▼▼▼
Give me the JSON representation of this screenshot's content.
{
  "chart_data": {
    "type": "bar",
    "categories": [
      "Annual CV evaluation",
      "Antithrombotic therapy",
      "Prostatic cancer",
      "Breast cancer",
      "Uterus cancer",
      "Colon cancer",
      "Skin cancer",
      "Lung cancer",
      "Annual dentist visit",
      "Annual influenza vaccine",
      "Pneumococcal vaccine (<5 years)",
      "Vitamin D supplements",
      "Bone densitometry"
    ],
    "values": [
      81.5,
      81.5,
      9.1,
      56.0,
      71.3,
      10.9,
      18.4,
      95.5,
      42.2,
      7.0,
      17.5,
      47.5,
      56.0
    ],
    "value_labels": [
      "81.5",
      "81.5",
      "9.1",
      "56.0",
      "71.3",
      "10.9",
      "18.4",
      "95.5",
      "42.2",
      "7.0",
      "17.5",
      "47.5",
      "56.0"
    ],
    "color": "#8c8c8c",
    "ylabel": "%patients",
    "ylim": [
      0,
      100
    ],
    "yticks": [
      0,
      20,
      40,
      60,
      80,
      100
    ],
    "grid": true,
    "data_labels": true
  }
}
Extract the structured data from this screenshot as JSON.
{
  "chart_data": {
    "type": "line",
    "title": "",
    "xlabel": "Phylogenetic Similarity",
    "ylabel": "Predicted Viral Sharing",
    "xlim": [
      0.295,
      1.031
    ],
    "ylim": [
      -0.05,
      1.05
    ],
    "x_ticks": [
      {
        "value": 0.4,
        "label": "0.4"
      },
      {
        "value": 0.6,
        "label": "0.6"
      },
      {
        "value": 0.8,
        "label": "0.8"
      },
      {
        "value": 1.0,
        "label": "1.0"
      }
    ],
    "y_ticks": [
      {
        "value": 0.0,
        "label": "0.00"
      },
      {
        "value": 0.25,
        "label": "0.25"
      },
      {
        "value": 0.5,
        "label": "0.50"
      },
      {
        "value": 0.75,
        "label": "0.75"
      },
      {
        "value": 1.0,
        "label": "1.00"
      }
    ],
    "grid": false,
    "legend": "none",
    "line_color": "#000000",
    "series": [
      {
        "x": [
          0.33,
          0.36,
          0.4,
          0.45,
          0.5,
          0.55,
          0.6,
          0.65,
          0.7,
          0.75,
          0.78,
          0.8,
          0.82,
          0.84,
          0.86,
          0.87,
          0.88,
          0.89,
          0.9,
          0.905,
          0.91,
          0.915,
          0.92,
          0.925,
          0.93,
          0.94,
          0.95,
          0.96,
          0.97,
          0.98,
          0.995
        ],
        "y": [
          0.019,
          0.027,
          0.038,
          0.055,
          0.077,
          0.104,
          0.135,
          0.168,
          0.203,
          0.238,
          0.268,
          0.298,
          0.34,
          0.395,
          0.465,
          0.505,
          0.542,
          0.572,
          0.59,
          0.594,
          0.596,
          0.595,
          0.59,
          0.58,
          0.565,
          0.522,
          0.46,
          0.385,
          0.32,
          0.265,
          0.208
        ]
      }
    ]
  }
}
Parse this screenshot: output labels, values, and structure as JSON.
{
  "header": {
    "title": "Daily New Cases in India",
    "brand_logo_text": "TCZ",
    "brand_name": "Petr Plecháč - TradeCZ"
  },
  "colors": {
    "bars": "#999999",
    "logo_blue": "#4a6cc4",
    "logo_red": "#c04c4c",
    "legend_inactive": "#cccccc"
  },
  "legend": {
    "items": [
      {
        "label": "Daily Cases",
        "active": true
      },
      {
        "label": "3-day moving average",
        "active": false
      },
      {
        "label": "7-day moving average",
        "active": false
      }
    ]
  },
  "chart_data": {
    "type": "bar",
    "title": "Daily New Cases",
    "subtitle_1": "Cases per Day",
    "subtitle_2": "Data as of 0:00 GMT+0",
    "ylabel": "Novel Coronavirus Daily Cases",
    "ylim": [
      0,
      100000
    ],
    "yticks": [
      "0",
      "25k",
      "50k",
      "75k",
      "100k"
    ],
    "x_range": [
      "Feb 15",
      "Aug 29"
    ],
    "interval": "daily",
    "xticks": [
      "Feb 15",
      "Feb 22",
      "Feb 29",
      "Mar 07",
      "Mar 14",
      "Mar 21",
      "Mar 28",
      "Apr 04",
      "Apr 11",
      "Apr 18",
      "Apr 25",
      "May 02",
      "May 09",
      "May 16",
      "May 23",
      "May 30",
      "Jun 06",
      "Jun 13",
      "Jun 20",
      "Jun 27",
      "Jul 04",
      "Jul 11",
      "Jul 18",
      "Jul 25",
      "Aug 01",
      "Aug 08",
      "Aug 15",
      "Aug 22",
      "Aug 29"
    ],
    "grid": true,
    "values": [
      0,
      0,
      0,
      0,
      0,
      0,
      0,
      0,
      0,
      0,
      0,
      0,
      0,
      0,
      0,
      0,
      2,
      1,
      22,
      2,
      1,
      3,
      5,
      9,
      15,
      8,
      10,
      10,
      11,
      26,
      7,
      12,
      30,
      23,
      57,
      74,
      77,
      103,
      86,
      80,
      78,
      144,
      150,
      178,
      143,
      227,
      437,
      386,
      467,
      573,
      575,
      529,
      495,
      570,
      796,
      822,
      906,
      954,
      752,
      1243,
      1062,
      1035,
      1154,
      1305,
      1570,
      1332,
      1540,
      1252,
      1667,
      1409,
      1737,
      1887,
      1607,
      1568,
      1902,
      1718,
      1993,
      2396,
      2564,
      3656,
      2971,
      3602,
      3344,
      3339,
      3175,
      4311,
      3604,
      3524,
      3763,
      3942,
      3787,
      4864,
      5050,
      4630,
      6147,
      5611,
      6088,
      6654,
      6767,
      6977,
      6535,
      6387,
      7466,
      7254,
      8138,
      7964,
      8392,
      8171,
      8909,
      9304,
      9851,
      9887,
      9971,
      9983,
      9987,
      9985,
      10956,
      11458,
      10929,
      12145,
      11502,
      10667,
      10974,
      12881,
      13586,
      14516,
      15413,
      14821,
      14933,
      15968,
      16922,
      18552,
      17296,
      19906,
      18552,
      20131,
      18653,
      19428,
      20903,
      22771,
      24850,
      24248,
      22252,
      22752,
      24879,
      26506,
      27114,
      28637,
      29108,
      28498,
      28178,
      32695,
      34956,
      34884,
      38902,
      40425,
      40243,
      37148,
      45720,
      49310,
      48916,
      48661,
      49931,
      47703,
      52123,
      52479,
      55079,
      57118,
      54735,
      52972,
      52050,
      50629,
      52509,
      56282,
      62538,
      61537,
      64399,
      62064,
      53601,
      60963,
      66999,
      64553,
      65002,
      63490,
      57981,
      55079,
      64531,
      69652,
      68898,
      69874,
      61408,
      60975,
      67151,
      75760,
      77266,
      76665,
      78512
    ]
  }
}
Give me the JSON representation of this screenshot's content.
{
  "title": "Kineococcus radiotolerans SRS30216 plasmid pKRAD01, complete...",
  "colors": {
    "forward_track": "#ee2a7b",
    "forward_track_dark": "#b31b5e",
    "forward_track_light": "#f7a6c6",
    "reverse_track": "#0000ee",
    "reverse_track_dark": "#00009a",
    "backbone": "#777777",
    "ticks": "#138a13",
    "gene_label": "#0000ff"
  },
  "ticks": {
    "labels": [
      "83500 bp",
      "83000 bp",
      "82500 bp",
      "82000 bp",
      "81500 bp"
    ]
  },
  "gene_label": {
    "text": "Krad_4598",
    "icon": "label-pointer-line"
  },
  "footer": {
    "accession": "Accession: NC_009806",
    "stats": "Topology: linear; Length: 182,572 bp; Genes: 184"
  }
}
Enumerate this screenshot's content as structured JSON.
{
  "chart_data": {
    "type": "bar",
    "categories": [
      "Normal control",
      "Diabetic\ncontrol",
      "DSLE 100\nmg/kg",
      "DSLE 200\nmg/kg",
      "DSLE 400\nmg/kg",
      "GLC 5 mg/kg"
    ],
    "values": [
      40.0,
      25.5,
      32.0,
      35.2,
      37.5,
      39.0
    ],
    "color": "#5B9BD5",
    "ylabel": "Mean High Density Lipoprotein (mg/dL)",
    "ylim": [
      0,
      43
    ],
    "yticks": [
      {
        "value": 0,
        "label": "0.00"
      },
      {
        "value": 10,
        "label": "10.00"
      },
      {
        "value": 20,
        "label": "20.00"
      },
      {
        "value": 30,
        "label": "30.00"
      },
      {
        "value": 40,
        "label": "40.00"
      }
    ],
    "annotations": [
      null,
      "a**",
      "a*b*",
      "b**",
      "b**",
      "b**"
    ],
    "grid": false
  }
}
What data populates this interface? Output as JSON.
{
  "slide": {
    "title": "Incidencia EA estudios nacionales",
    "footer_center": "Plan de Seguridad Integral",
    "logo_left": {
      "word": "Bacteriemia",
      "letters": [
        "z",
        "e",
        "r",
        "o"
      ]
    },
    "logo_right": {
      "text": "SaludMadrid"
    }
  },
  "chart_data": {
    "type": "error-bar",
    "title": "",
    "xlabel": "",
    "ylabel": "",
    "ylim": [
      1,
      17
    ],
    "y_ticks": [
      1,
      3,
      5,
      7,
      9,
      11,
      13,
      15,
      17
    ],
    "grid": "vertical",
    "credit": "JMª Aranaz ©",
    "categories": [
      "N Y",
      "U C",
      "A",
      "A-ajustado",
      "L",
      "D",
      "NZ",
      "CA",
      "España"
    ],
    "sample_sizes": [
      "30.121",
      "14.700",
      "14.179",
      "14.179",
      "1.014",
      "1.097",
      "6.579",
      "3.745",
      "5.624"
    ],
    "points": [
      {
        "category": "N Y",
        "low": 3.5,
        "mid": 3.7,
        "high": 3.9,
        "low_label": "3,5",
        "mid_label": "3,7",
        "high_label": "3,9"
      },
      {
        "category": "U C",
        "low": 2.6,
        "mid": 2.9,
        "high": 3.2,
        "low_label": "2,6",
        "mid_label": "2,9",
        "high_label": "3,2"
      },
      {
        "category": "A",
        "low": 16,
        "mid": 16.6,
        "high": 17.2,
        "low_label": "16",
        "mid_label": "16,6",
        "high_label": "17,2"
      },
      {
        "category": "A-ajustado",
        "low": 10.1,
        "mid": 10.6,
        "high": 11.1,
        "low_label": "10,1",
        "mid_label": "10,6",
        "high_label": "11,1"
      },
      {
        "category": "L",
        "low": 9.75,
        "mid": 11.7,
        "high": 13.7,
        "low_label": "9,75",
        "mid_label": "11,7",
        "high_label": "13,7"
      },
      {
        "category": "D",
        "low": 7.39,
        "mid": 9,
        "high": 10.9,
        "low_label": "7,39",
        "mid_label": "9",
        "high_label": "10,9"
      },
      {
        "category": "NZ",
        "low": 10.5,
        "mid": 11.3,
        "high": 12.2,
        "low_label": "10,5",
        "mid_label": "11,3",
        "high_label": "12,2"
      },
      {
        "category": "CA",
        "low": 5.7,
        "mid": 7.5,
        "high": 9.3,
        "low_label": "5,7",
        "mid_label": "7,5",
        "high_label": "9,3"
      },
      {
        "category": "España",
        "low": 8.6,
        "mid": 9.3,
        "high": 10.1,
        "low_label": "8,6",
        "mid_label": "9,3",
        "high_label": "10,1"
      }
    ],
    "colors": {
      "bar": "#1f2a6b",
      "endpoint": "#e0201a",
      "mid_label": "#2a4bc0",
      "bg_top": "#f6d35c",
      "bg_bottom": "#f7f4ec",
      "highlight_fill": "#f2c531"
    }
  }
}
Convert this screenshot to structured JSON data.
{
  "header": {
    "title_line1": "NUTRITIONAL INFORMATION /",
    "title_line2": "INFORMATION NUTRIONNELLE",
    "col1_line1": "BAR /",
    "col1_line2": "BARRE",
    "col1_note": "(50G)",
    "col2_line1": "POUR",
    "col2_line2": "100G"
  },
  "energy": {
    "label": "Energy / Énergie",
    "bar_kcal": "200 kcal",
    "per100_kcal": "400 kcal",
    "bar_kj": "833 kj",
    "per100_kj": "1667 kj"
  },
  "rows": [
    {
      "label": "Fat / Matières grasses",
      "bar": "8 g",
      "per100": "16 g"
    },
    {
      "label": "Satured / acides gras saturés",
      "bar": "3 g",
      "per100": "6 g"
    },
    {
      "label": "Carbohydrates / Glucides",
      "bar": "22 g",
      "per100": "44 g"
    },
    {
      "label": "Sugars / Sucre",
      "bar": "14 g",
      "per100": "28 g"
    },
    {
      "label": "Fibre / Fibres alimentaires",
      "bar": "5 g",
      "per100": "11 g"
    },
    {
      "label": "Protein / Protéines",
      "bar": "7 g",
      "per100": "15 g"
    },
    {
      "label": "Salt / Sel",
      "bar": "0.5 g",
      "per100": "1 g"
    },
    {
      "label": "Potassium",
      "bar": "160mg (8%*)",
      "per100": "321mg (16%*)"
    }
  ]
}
▲▲▲
Task instructions: With "INFORMATION" as the word to match, copy each line of the records that has it.

Task result:
    "title_line1": "NUTRITIONAL INFORMATION /",
    "title_line2": "INFORMATION NUTRIONNELLE",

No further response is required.